**Objective:** Reproduce the listing below without changes, except that pictures are left out.

**Input data:**
-- Begin --

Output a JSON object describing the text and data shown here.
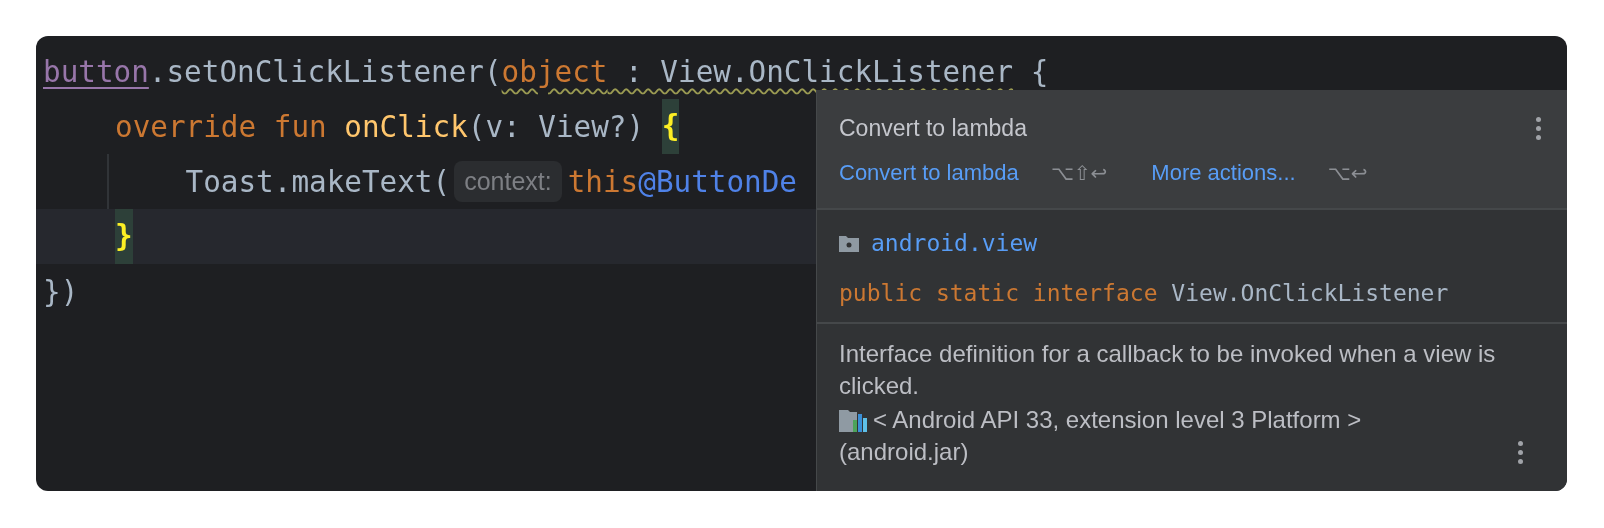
{
  "editor": {
    "lines": [
      {
        "current": false,
        "indent": false,
        "inner": false,
        "tokens": [
          {
            "kind": "property",
            "text": "button"
          },
          {
            "kind": "plain",
            "text": ".setOnClickListener("
          },
          {
            "kind": "keyword",
            "text": "object",
            "warning": true
          },
          {
            "kind": "plain",
            "text": " : View.OnClickListener",
            "warning": true
          },
          {
            "kind": "plain",
            "text": " {"
          }
        ]
      },
      {
        "current": false,
        "indent": false,
        "inner": true,
        "tokens": [
          {
            "kind": "keyword",
            "text": "override fun "
          },
          {
            "kind": "function",
            "text": "onClick"
          },
          {
            "kind": "plain",
            "text": "(v: View?) "
          },
          {
            "kind": "brace-match",
            "text": "{"
          }
        ]
      },
      {
        "current": false,
        "indent": true,
        "inner": true,
        "tokens": [
          {
            "kind": "plain",
            "text": "    Toast.makeText("
          },
          {
            "kind": "hint",
            "text": "context:"
          },
          {
            "kind": "keyword",
            "text": "this"
          },
          {
            "kind": "label",
            "text": "@ButtonDe"
          }
        ]
      },
      {
        "current": true,
        "indent": false,
        "inner": true,
        "tokens": [
          {
            "kind": "brace-match",
            "text": "}"
          }
        ]
      },
      {
        "current": false,
        "indent": false,
        "inner": false,
        "tokens": [
          {
            "kind": "plain",
            "text": "})"
          }
        ]
      }
    ]
  },
  "popup": {
    "title": "Convert to lambda",
    "actions": [
      {
        "label": "Convert to lambda",
        "shortcut": "⌥⇧↩"
      },
      {
        "label": "More actions...",
        "shortcut": "⌥↩"
      }
    ],
    "package": "android.view",
    "declaration": [
      {
        "kind": "keyword",
        "text": "public static interface "
      },
      {
        "kind": "plain",
        "text": "View.OnClickListener"
      }
    ],
    "description": "Interface definition for a callback to be invoked when a view is clicked.",
    "library": "< Android API 33, extension level 3 Platform >",
    "jar": "(android.jar)"
  }
}
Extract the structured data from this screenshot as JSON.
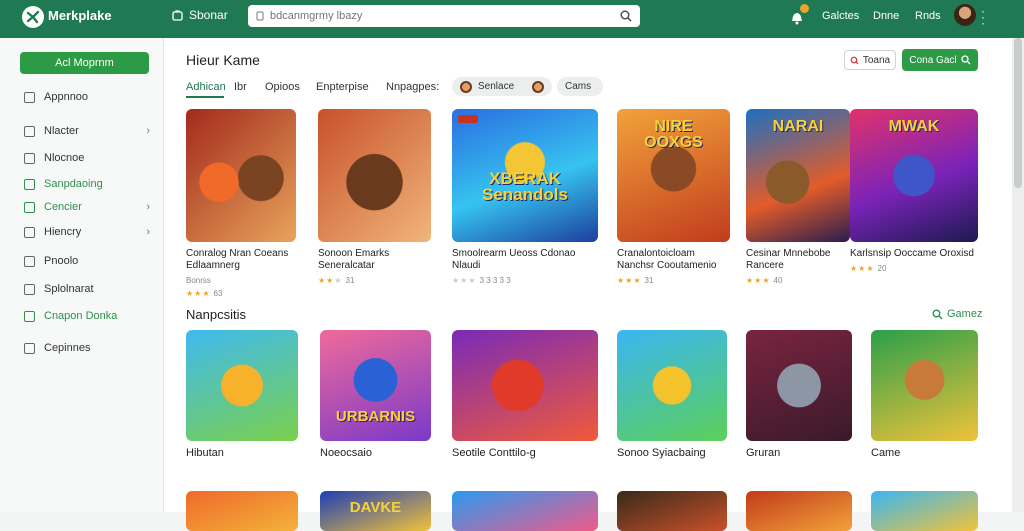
{
  "header": {
    "app_name": "Merkplake",
    "store_label": "Sbonar",
    "search_placeholder": "bdcanmgrmy lbazy",
    "nav": [
      "Galctes",
      "Dnne",
      "Rnds"
    ],
    "notification_count": "",
    "accent": "#1f7a53"
  },
  "sidebar": {
    "primary_button": "Acl Moprnm",
    "items": [
      {
        "label": "Appnnoo",
        "chevron": false,
        "active": false
      },
      {
        "label": "Nlacter",
        "chevron": true,
        "active": false
      },
      {
        "label": "Nlocnoe",
        "chevron": false,
        "active": false
      },
      {
        "label": "Sanpdaoing",
        "chevron": false,
        "active": true
      },
      {
        "label": "Cencier",
        "chevron": true,
        "active": true
      },
      {
        "label": "Hiencry",
        "chevron": true,
        "active": false
      },
      {
        "label": "Pnoolo",
        "chevron": false,
        "active": false
      },
      {
        "label": "Splolnarat",
        "chevron": false,
        "active": false
      },
      {
        "label": "Cnapon Donka",
        "chevron": false,
        "active": true
      },
      {
        "label": "Cepinnes",
        "chevron": false,
        "active": false
      }
    ]
  },
  "main": {
    "title": "Hieur Kame",
    "actions": {
      "outline_label": "Toana",
      "green_label": "Cona Gacl"
    },
    "tabs": [
      "Adhican",
      "Ibr",
      "Opioos",
      "Enpterpise",
      "Nnpagpes:"
    ],
    "chips": [
      "Senlace",
      "Cams"
    ],
    "featured": [
      {
        "title": "Conralog Nran Coeans Edlaamnerg",
        "meta": "Bonrss",
        "rating": "63",
        "stars": 3
      },
      {
        "title": "Sonoon Emarks Seneralcatar",
        "meta": "",
        "rating": "31",
        "stars": 2
      },
      {
        "title": "Smoolrearm Ueoss Cdonao Nlaudi",
        "meta": "",
        "rating": "3 3 3 3 3",
        "stars": 0
      },
      {
        "title": "Cranalontoicloam Nanchsr Cooutamenio",
        "meta": "",
        "rating": "31",
        "stars": 3
      },
      {
        "title": "Cesinar Mnnebobe Rancere",
        "meta": "",
        "rating": "40",
        "stars": 3
      },
      {
        "title": "Karlsnsip Ooccame Oroxisd",
        "meta": "",
        "rating": "20",
        "stars": 3
      }
    ],
    "featured_art": [
      "",
      "",
      "XBERAK Senandols",
      "NIRE OOXGS",
      "NARAI",
      "MWAK"
    ],
    "section_title": "Nanpcsitis",
    "see_more": "Gamez",
    "games": [
      {
        "title": "Hibutan",
        "art": ""
      },
      {
        "title": "Noeocsaio",
        "art": "URBARNIS"
      },
      {
        "title": "Seotile Conttilo-g",
        "art": ""
      },
      {
        "title": "Sonoo Syiacbaing",
        "art": ""
      },
      {
        "title": "Gruran",
        "art": ""
      },
      {
        "title": "Came",
        "art": ""
      }
    ],
    "row3_art": [
      "",
      "DAVKE",
      "",
      "",
      "",
      ""
    ]
  },
  "colors": {
    "accent": "#1f7a53",
    "primary": "#2d9b45",
    "star": "#f0a32a"
  }
}
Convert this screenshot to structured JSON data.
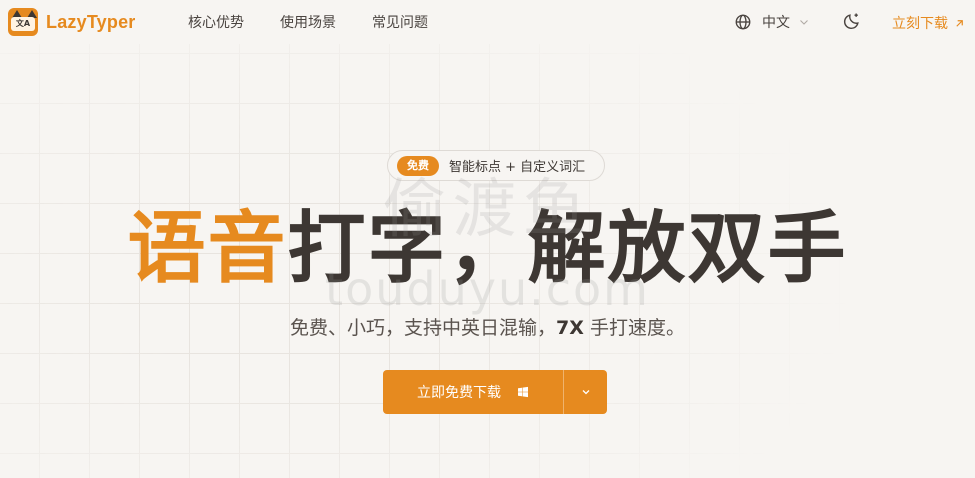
{
  "header": {
    "logo_text": "LazyTyper",
    "logo_mark_text": "文A",
    "nav": [
      "核心优势",
      "使用场景",
      "常见问题"
    ],
    "language": "中文",
    "download_link": "立刻下载"
  },
  "hero": {
    "badge_pill": "免费",
    "badge_text": "智能标点 + 自定义词汇",
    "headline_accent": "语音",
    "headline_rest": "打字，解放双手",
    "subtitle_start": "免费、小巧，支持中英日混输，",
    "subtitle_strong": "7X",
    "subtitle_end": " 手打速度。",
    "download_button": "立即免费下载"
  },
  "watermark": {
    "line1": "偷渡鱼",
    "line2": "touduyu.com"
  },
  "colors": {
    "accent": "#e68a1f",
    "text": "#3d3733",
    "background": "#f7f5f2"
  },
  "icons": {
    "language": "globe-icon",
    "theme": "moon-stars-icon",
    "external": "arrow-up-right-icon",
    "platform": "windows-icon",
    "dropdown": "chevron-down-icon"
  }
}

-- End --

**Answer to the task:**
Output a JSON object describing the text and data shown here.
{
  "editor": {
    "lines": [
      {
        "current": false,
        "indent": false,
        "inner": false,
        "tokens": [
          {
            "kind": "property",
            "text": "button"
          },
          {
            "kind": "plain",
            "text": ".setOnClickListener("
          },
          {
            "kind": "keyword",
            "text": "object",
            "warning": true
          },
          {
            "kind": "plain",
            "text": " : View.OnClickListener",
            "warning": true
          },
          {
            "kind": "plain",
            "text": " {"
          }
        ]
      },
      {
        "current": false,
        "indent": false,
        "inner": true,
        "tokens": [
          {
            "kind": "keyword",
            "text": "override fun "
          },
          {
            "kind": "function",
            "text": "onClick"
          },
          {
            "kind": "plain",
            "text": "(v: View?) "
          },
          {
            "kind": "brace-match",
            "text": "{"
          }
        ]
      },
      {
        "current": false,
        "indent": true,
        "inner": true,
        "tokens": [
          {
            "kind": "plain",
            "text": "    Toast.makeText("
          },
          {
            "kind": "hint",
            "text": "context:"
          },
          {
            "kind": "keyword",
            "text": "this"
          },
          {
            "kind": "label",
            "text": "@ButtonDe"
          }
        ]
      },
      {
        "current": true,
        "indent": false,
        "inner": true,
        "tokens": [
          {
            "kind": "brace-match",
            "text": "}"
          }
        ]
      },
      {
        "current": false,
        "indent": false,
        "inner": false,
        "tokens": [
          {
            "kind": "plain",
            "text": "})"
          }
        ]
      }
    ]
  },
  "popup": {
    "title": "Convert to lambda",
    "actions": [
      {
        "label": "Convert to lambda",
        "shortcut": "⌥⇧↩"
      },
      {
        "label": "More actions...",
        "shortcut": "⌥↩"
      }
    ],
    "package": "android.view",
    "declaration": [
      {
        "kind": "keyword",
        "text": "public static interface "
      },
      {
        "kind": "plain",
        "text": "View.OnClickListener"
      }
    ],
    "description": "Interface definition for a callback to be invoked when a view is clicked.",
    "library": "< Android API 33, extension level 3 Platform >",
    "jar": "(android.jar)"
  }
}
Extract the structured data from this screenshot as JSON.
{
  "header": {
    "app_name": "Merkplake",
    "store_label": "Sbonar",
    "search_placeholder": "bdcanmgrmy lbazy",
    "nav": [
      "Galctes",
      "Dnne",
      "Rnds"
    ],
    "notification_count": "",
    "accent": "#1f7a53"
  },
  "sidebar": {
    "primary_button": "Acl Moprnm",
    "items": [
      {
        "label": "Appnnoo",
        "chevron": false,
        "active": false
      },
      {
        "label": "Nlacter",
        "chevron": true,
        "active": false
      },
      {
        "label": "Nlocnoe",
        "chevron": false,
        "active": false
      },
      {
        "label": "Sanpdaoing",
        "chevron": false,
        "active": true
      },
      {
        "label": "Cencier",
        "chevron": true,
        "active": true
      },
      {
        "label": "Hiencry",
        "chevron": true,
        "active": false
      },
      {
        "label": "Pnoolo",
        "chevron": false,
        "active": false
      },
      {
        "label": "Splolnarat",
        "chevron": false,
        "active": false
      },
      {
        "label": "Cnapon Donka",
        "chevron": false,
        "active": true
      },
      {
        "label": "Cepinnes",
        "chevron": false,
        "active": false
      }
    ]
  },
  "main": {
    "title": "Hieur Kame",
    "actions": {
      "outline_label": "Toana",
      "green_label": "Cona Gacl"
    },
    "tabs": [
      "Adhican",
      "Ibr",
      "Opioos",
      "Enpterpise",
      "Nnpagpes:"
    ],
    "chips": [
      "Senlace",
      "Cams"
    ],
    "featured": [
      {
        "title": "Conralog Nran Coeans Edlaamnerg",
        "meta": "Bonrss",
        "rating": "63",
        "stars": 3
      },
      {
        "title": "Sonoon Emarks Seneralcatar",
        "meta": "",
        "rating": "31",
        "stars": 2
      },
      {
        "title": "Smoolrearm Ueoss Cdonao Nlaudi",
        "meta": "",
        "rating": "3 3 3 3 3",
        "stars": 0
      },
      {
        "title": "Cranalontoicloam Nanchsr Cooutamenio",
        "meta": "",
        "rating": "31",
        "stars": 3
      },
      {
        "title": "Cesinar Mnnebobe Rancere",
        "meta": "",
        "rating": "40",
        "stars": 3
      },
      {
        "title": "Karlsnsip Ooccame Oroxisd",
        "meta": "",
        "rating": "20",
        "stars": 3
      }
    ],
    "featured_art": [
      "",
      "",
      "XBERAK Senandols",
      "NIRE OOXGS",
      "NARAI",
      "MWAK"
    ],
    "section_title": "Nanpcsitis",
    "see_more": "Gamez",
    "games": [
      {
        "title": "Hibutan",
        "art": ""
      },
      {
        "title": "Noeocsaio",
        "art": "URBARNIS"
      },
      {
        "title": "Seotile Conttilo-g",
        "art": ""
      },
      {
        "title": "Sonoo Syiacbaing",
        "art": ""
      },
      {
        "title": "Gruran",
        "art": ""
      },
      {
        "title": "Came",
        "art": ""
      }
    ],
    "row3_art": [
      "",
      "DAVKE",
      "",
      "",
      "",
      ""
    ]
  },
  "colors": {
    "accent": "#1f7a53",
    "primary": "#2d9b45",
    "star": "#f0a32a"
  }
}
Convert this screenshot to structured JSON data.
{
  "header": {
    "logo_text": "LazyTyper",
    "logo_mark_text": "文A",
    "nav": [
      "核心优势",
      "使用场景",
      "常见问题"
    ],
    "language": "中文",
    "download_link": "立刻下载"
  },
  "hero": {
    "badge_pill": "免费",
    "badge_text": "智能标点 + 自定义词汇",
    "headline_accent": "语音",
    "headline_rest": "打字，解放双手",
    "subtitle_start": "免费、小巧，支持中英日混输，",
    "subtitle_strong": "7X",
    "subtitle_end": " 手打速度。",
    "download_button": "立即免费下载"
  },
  "watermark": {
    "line1": "偷渡鱼",
    "line2": "touduyu.com"
  },
  "colors": {
    "accent": "#e68a1f",
    "text": "#3d3733",
    "background": "#f7f5f2"
  },
  "icons": {
    "language": "globe-icon",
    "theme": "moon-stars-icon",
    "external": "arrow-up-right-icon",
    "platform": "windows-icon",
    "dropdown": "chevron-down-icon"
  }
}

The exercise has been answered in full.